Start of Records shown
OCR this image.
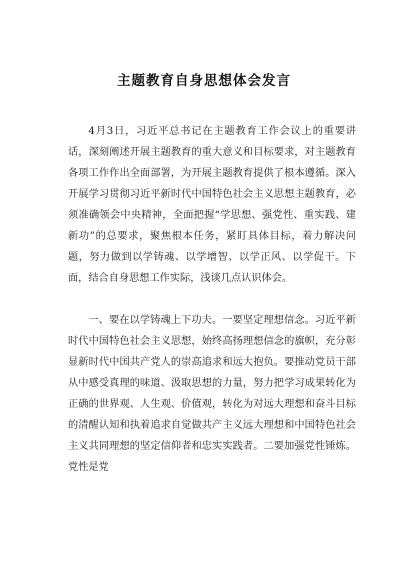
主题教育自身思想体会发言

4月3日，习近平总书记在主题教育工作会议上的重要讲话，深刻阐述开展主题教育的重大意义和目标要求，对主题教育各项工作作出全面部署，为开展主题教育提供了根本遵循。深入开展学习贯彻习近平新时代中国特色社会主义思想主题教育，必须准确领会中央精神，全面把握“学思想、强党性、重实践、建新功”的总要求，聚焦根本任务，紧盯具体目标，着力解决问题，努力做到以学铸魂、以学增智、以学正风、以学促干。下面，结合自身思想工作实际，浅谈几点认识体会。

一、要在以学铸魂上下功夫。一要坚定理想信念。习近平新时代中国特色社会主义思想，始终高扬理想信念的旗帜，充分彰显新时代中国共产党人的崇高追求和远大抱负。要推动党员干部从中感受真理的味道、汲取思想的力量，努力把学习成果转化为正确的世界观、人生观、价值观，转化为对远大理想和奋斗目标的清醒认知和执着追求自觉做共产主义远大理想和中国特色社会主义共同理想的坚定信仰者和忠实实践者。二要加强党性锤炼。党性是党
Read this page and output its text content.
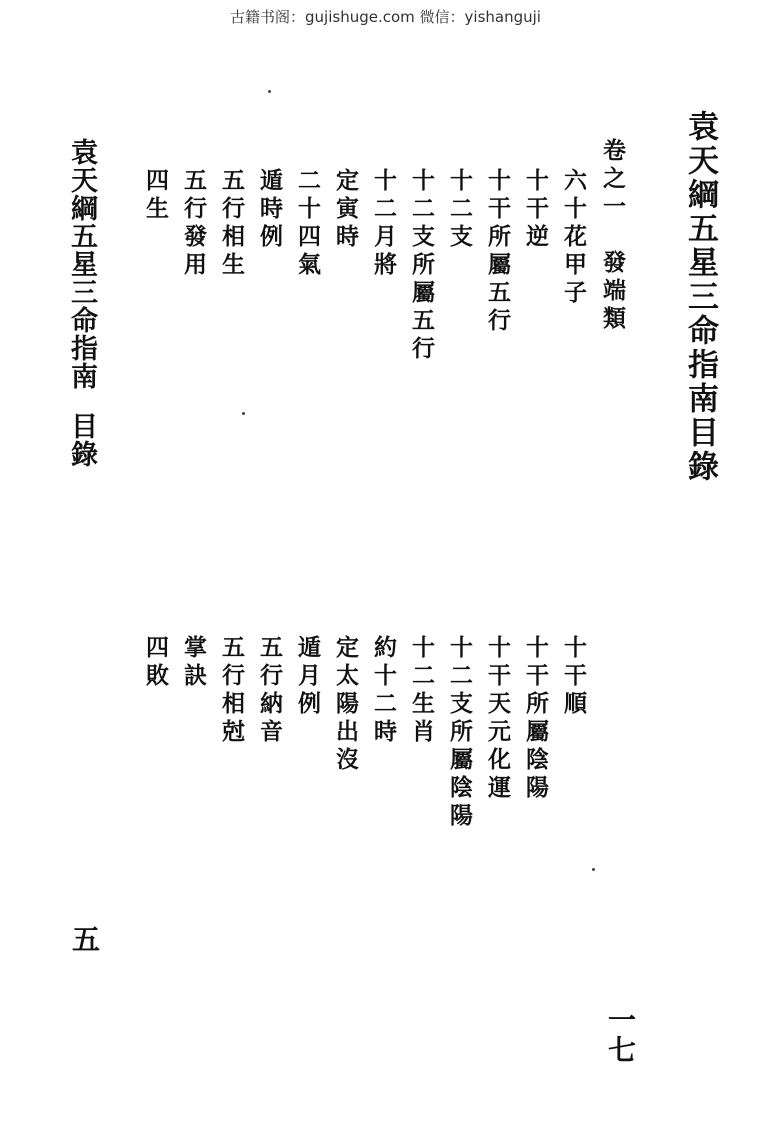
古籍书阁：gujishuge.com 微信：yishanguji
袁天綱五星三命指南目錄
袁天綱五星三命指南目錄
卷之一　發端類
六十花甲子
十干逆
十干所屬五行
十二支
十二支所屬五行
十二月將
定寅時
二十四氣
遁時例
五行相生
五行發用
四生
十干順
十干所屬陰陽
十干天元化運
十二支所屬陰陽
十二生肖
約十二時
定太陽出沒
遁月例
五行納音
五行相尅
掌訣
四敗
五
一七
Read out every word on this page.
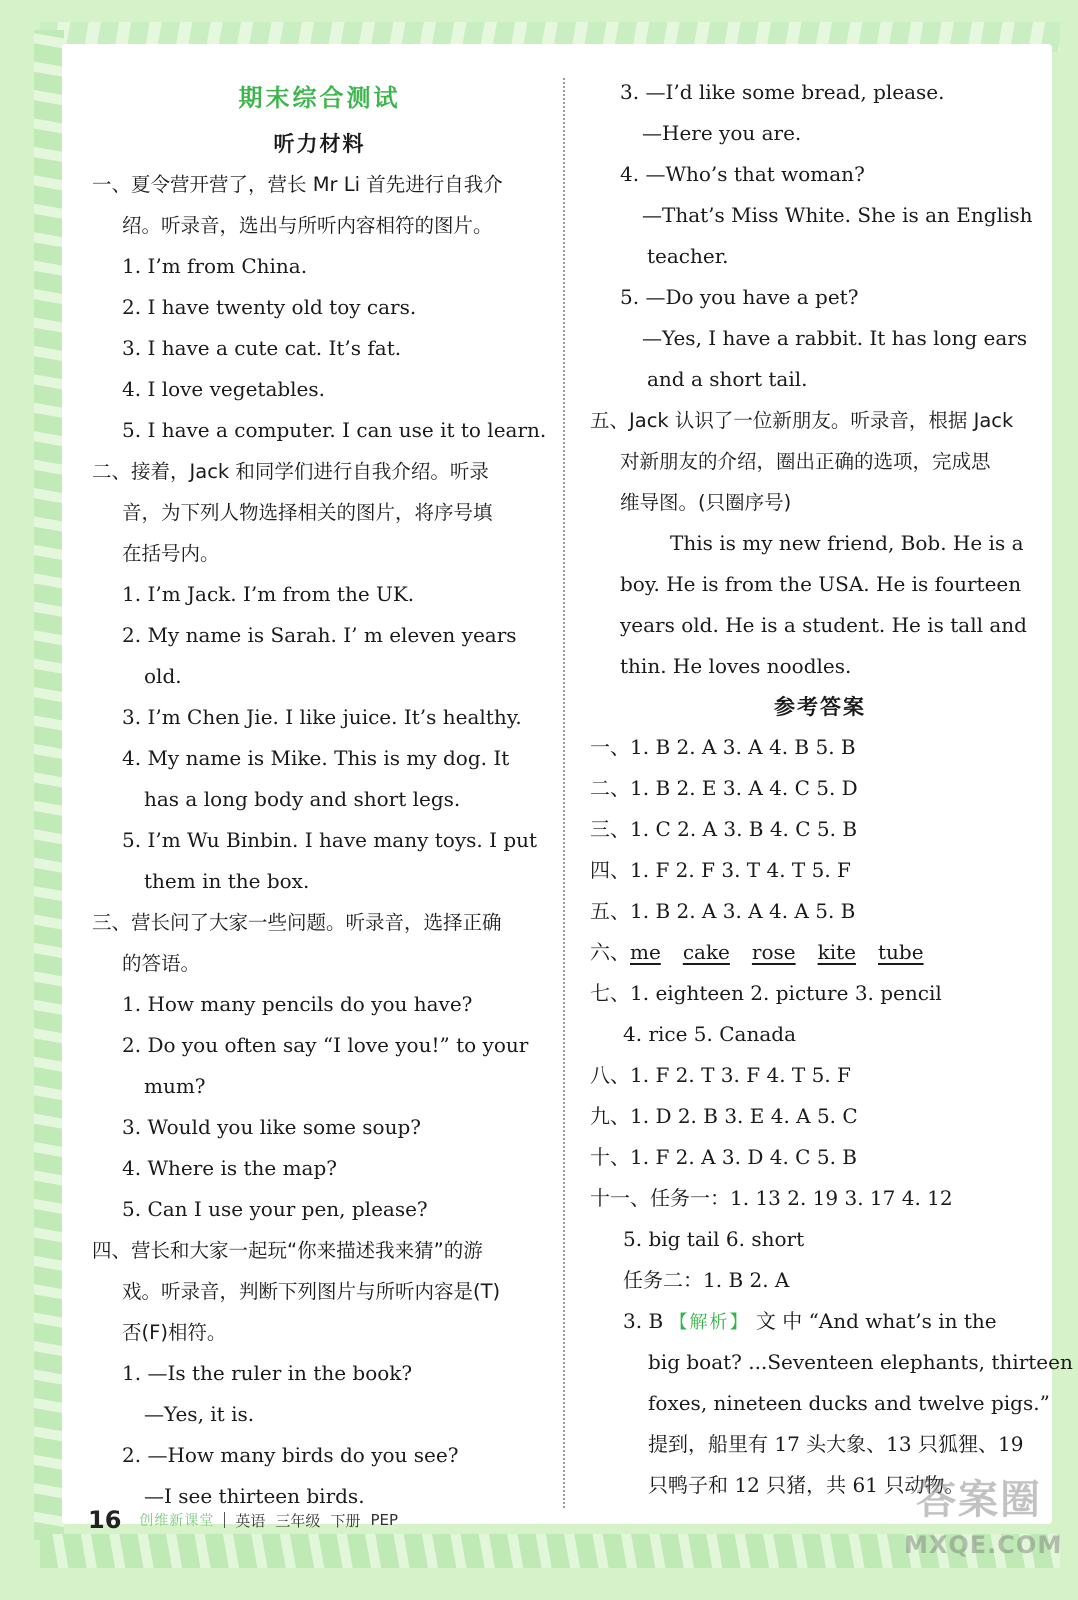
期末综合测试
听力材料
一、夏令营开营了，营长 Mr Li 首先进行自我介
绍。听录音，选出与所听内容相符的图片。
1. I’m from China.
2. I have twenty old toy cars.
3. I have a cute cat. It’s fat.
4. I love vegetables.
5. I have a computer. I can use it to learn.
二、接着，Jack 和同学们进行自我介绍。听录
音，为下列人物选择相关的图片，将序号填
在括号内。
1. I’m Jack. I’m from the UK.
2. My name is Sarah. I’ m eleven years
old.
3. I’m Chen Jie. I like juice. It’s healthy.
4. My name is Mike. This is my dog. It
has a long body and short legs.
5. I’m Wu Binbin. I have many toys. I put
them in the box.
三、营长问了大家一些问题。听录音，选择正确
的答语。
1. How many pencils do you have?
2. Do you often say “I love you!” to your
mum?
3. Would you like some soup?
4. Where is the map?
5. Can I use your pen, please?
四、营长和大家一起玩“你来描述我来猜”的游
戏。听录音，判断下列图片与所听内容是(T)
否(F)相符。
1. —Is the ruler in the book?
—Yes, it is.
2. —How many birds do you see?
—I see thirteen birds.
3. —I’d like some bread, please.
—Here you are.
4. —Who’s that woman?
—That’s Miss White. She is an English
teacher.
5. —Do you have a pet?
—Yes, I have a rabbit. It has long ears
and a short tail.
五、Jack 认识了一位新朋友。听录音，根据 Jack
对新朋友的介绍，圈出正确的选项，完成思
维导图。(只圈序号)
This is my new friend, Bob. He is a
boy. He is from the USA. He is fourteen
years old. He is a student. He is tall and
thin. He loves noodles.
参考答案
一、1. B 2. A 3. A 4. B 5. B
二、1. B 2. E 3. A 4. C 5. D
三、1. C 2. A 3. B 4. C 5. B
四、1. F 2. F 3. T 4. T 5. F
五、1. B 2. A 3. A 4. A 5. B
六、me cake rose kite tube
七、1. eighteen 2. picture 3. pencil
4. rice 5. Canada
八、1. F 2. T 3. F 4. T 5. F
九、1. D 2. B 3. E 4. A 5. C
十、1. F 2. A 3. D 4. C 5. B
十一、任务一：1. 13 2. 19 3. 17 4. 12
5. big tail 6. short
任务二：1. B 2. A
3. B 【解析】 文 中 “And what’s in the
big boat? ...Seventeen elephants, thirteen
foxes, nineteen ducks and twelve pigs.”
提到，船里有 17 头大象、13 只狐狸、19
只鸭子和 12 只猪，共 61 只动物。
16 创维新课堂 英语 三年级 下册 PEP	答案圈
MXQE.COM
End of Records shown
Nothing but the lines from the line containing "Read this page and output its text content." through the last line of the material may be output, and they must be copied exactly, without pictures.

The answer:
Read this page and output its text content.
古籍书阁：gujishuge.com 微信：yishanguji
袁天綱五星三命指南目錄
袁天綱五星三命指南目錄
卷之一　發端類
六十花甲子
十干逆
十干所屬五行
十二支
十二支所屬五行
十二月將
定寅時
二十四氣
遁時例
五行相生
五行發用
四生
十干順
十干所屬陰陽
十干天元化運
十二支所屬陰陽
十二生肖
約十二時
定太陽出沒
遁月例
五行納音
五行相尅
掌訣
四敗
五
一七
Read out every word on this page.
期末综合测试
听力材料
一、夏令营开营了，营长 Mr Li 首先进行自我介
绍。听录音，选出与所听内容相符的图片。
1. I’m from China.
2. I have twenty old toy cars.
3. I have a cute cat. It’s fat.
4. I love vegetables.
5. I have a computer. I can use it to learn.
二、接着，Jack 和同学们进行自我介绍。听录
音，为下列人物选择相关的图片，将序号填
在括号内。
1. I’m Jack. I’m from the UK.
2. My name is Sarah. I’ m eleven years
old.
3. I’m Chen Jie. I like juice. It’s healthy.
4. My name is Mike. This is my dog. It
has a long body and short legs.
5. I’m Wu Binbin. I have many toys. I put
them in the box.
三、营长问了大家一些问题。听录音，选择正确
的答语。
1. How many pencils do you have?
2. Do you often say “I love you!” to your
mum?
3. Would you like some soup?
4. Where is the map?
5. Can I use your pen, please?
四、营长和大家一起玩“你来描述我来猜”的游
戏。听录音，判断下列图片与所听内容是(T)
否(F)相符。
1. —Is the ruler in the book?
—Yes, it is.
2. —How many birds do you see?
—I see thirteen birds.
3. —I’d like some bread, please.
—Here you are.
4. —Who’s that woman?
—That’s Miss White. She is an English
teacher.
5. —Do you have a pet?
—Yes, I have a rabbit. It has long ears
and a short tail.
五、Jack 认识了一位新朋友。听录音，根据 Jack
对新朋友的介绍，圈出正确的选项，完成思
维导图。(只圈序号)
This is my new friend, Bob. He is a
boy. He is from the USA. He is fourteen
years old. He is a student. He is tall and
thin. He loves noodles.
参考答案
一、1. B 2. A 3. A 4. B 5. B
二、1. B 2. E 3. A 4. C 5. D
三、1. C 2. A 3. B 4. C 5. B
四、1. F 2. F 3. T 4. T 5. F
五、1. B 2. A 3. A 4. A 5. B
六、me cake rose kite tube
七、1. eighteen 2. picture 3. pencil
4. rice 5. Canada
八、1. F 2. T 3. F 4. T 5. F
九、1. D 2. B 3. E 4. A 5. C
十、1. F 2. A 3. D 4. C 5. B
十一、任务一：1. 13 2. 19 3. 17 4. 12
5. big tail 6. short
任务二：1. B 2. A
3. B 【解析】 文 中 “And what’s in the
big boat? ...Seventeen elephants, thirteen
foxes, nineteen ducks and twelve pigs.”
提到，船里有 17 头大象、13 只狐狸、19
只鸭子和 12 只猪，共 61 只动物。
16 创维新课堂 英语 三年级 下册 PEP	答案圈
MXQE.COM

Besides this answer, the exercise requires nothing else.